▶ [What is needed]
Copy the passage of the appellate opinion below word for word, from "Appellant concedes that" to "797 (5th Cir.2003).".

Appellant Charles Edward Giles appeals his sentence enhanced by 21 U.S.C. *430§ 841(b)(1)(A).1 Appellant argues that his sentence should be reversed because the district court failed to comply with the colloquy requirement of 21 U.S.C. § 851(b). Because this argument is raised for the first time on appeal, we review for plain error. See United States v. Thomas, 348 F.3d 78, 86 (5th Cir.2003), cert. denied, — U.S. -, 124 S.Ct. 1481, 158 L.Ed.2d 131 (2004).
Appellant concedes that the government filed an information alleging his prior convictions. The presentence investigation report (“PSR”) also listed Appellant’s prior convictions, yet Appellant failed to object to the PSR. Further, Appellant failed to challenge the convictions per § 851(c) and does not argue that he would or could have raised a proper challenge to his prior convictions had he received the district court’s warning under section 851(b). The district court’s failure to conduct the colloquy contemplated in 21 U.S.C. § 851(b) is, therefore, not reversible error. See Thomas, 348 F.3d at 86-88; United States v. Majors, 328 F.3d 791, 797 (5th Cir.2003).

▶ [Data shown]
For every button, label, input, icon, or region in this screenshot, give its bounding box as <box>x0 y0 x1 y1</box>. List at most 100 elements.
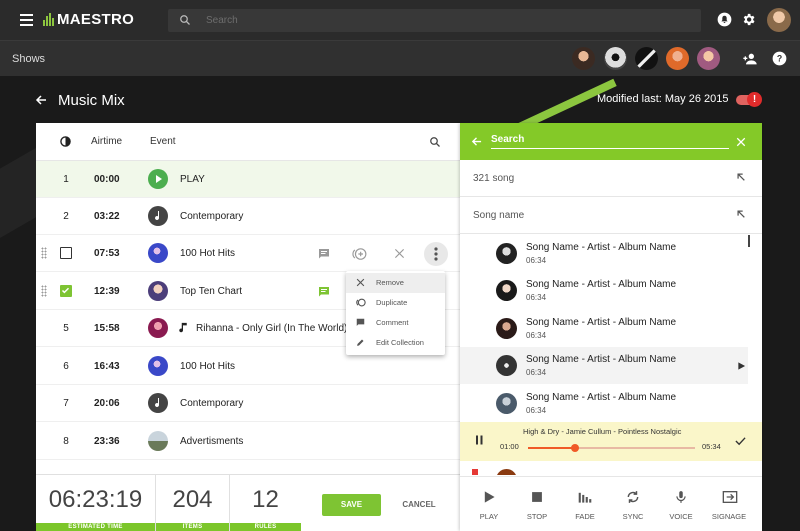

▶ [The response]
Appellant concedes that the government filed an information alleging his prior convictions. The presentence investigation report (“PSR”) also listed Appellant’s prior convictions, yet Appellant failed to object to the PSR. Further, Appellant failed to challenge the convictions per § 851(c) and does not argue that he would or could have raised a proper challenge to his prior convictions had he received the district court’s warning under section 851(b). The district court’s failure to conduct the colloquy contemplated in 21 U.S.C. § 851(b) is, therefore, not reversible error. See Thomas, 348 F.3d at 86-88; United States v. Majors, 328 F.3d 791, 797 (5th Cir.2003).